Start of Provided data

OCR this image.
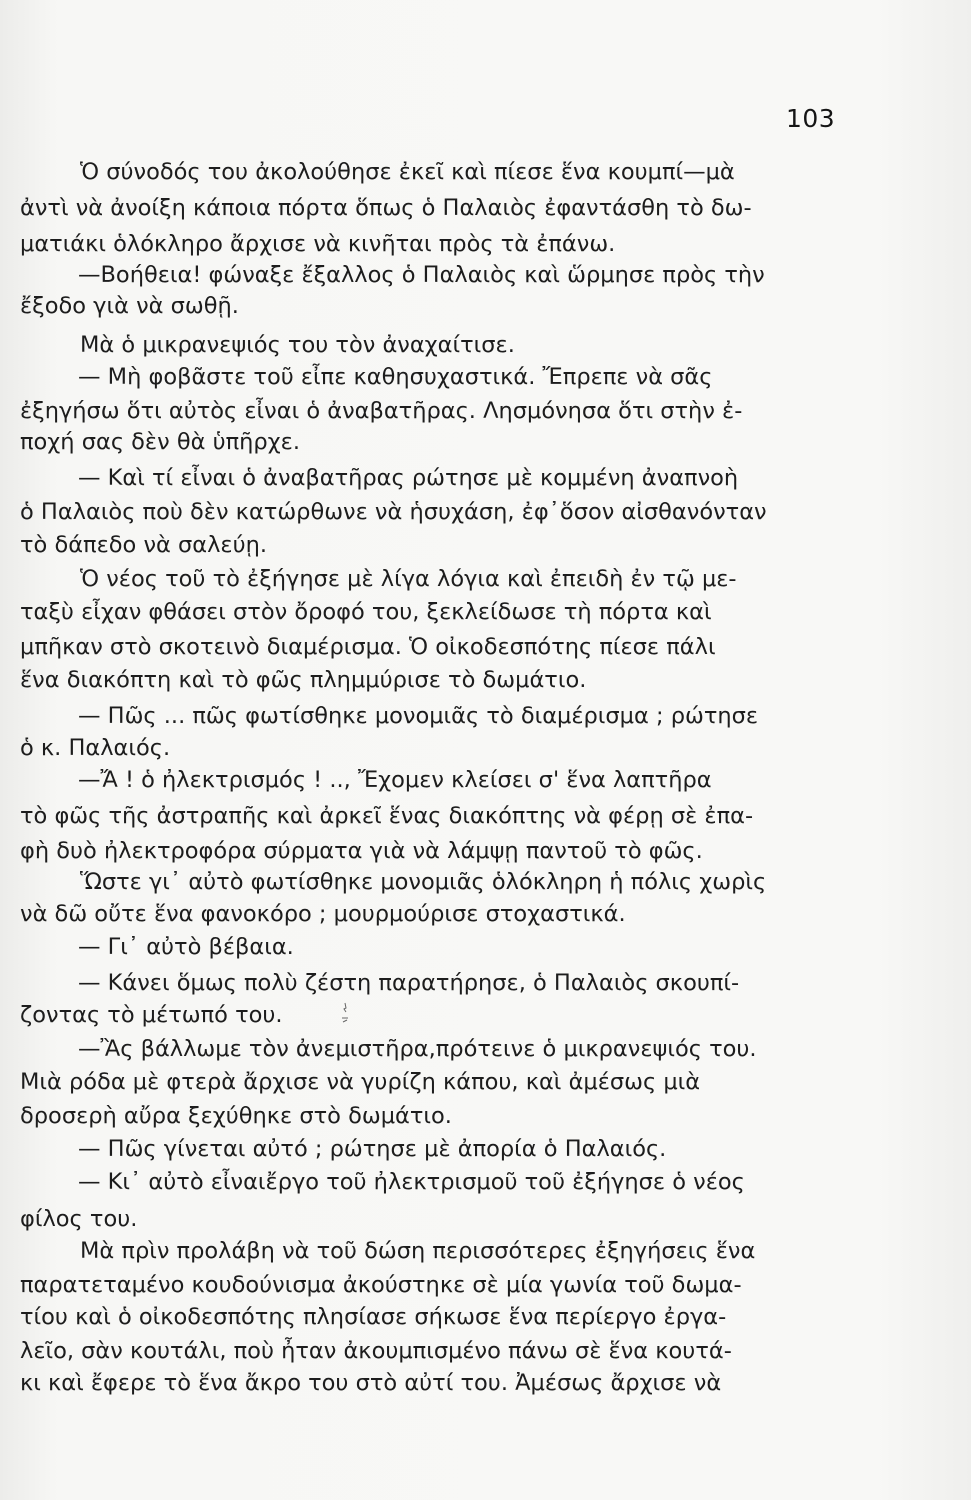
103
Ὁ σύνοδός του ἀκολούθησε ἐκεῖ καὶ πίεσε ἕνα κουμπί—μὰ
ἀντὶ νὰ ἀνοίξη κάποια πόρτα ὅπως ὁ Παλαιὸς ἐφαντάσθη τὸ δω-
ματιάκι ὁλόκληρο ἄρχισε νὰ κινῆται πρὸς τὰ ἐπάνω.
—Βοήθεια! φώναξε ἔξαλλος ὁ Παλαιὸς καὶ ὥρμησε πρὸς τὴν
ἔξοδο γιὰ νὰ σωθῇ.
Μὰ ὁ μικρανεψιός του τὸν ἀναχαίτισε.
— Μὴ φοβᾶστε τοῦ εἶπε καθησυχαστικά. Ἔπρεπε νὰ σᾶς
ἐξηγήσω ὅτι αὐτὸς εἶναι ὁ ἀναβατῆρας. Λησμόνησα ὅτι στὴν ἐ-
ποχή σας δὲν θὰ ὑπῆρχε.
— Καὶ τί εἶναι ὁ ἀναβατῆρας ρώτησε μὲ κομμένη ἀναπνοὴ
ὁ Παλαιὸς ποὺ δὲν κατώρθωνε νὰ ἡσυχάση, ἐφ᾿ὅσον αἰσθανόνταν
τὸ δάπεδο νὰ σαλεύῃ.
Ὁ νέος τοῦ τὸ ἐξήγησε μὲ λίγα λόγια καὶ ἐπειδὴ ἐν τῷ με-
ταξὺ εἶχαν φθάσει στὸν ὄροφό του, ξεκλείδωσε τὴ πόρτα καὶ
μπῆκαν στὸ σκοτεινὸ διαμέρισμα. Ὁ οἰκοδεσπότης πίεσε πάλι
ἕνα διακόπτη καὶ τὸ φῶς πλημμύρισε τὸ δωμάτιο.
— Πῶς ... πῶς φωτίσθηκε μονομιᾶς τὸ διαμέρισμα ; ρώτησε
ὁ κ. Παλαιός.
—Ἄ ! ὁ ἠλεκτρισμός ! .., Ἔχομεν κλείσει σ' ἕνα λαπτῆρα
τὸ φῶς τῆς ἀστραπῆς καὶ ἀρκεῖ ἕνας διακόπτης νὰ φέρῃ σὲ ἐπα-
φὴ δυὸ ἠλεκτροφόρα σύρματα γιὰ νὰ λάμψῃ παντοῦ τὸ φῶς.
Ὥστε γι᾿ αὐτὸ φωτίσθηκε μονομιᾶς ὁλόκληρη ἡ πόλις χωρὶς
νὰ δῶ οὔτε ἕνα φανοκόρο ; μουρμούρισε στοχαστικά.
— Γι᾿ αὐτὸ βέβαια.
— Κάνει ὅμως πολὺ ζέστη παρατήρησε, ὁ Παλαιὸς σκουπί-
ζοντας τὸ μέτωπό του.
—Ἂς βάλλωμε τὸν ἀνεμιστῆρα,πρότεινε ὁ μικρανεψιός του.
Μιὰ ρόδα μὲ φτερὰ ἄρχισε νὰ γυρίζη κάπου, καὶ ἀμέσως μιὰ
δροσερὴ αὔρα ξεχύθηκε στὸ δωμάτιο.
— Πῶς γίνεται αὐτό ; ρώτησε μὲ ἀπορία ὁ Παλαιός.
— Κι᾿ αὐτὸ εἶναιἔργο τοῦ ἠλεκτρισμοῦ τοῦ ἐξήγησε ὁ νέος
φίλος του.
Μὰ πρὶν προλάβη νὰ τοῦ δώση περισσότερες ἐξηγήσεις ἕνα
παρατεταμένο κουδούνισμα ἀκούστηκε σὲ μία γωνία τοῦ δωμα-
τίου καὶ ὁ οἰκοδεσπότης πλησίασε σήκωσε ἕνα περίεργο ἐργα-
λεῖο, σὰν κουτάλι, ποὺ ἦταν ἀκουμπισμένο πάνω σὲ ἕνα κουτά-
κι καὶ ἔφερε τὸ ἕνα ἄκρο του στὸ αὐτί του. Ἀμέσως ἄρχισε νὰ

End of Provided data

What is expected — Copy each line above that contains the string "πόρτα".

Exercise result —
ἀντὶ νὰ ἀνοίξη κάποια πόρτα ὅπως ὁ Παλαιὸς ἐφαντάσθη τὸ δω-
ταξὺ εἶχαν φθάσει στὸν ὄροφό του, ξεκλείδωσε τὴ πόρτα καὶ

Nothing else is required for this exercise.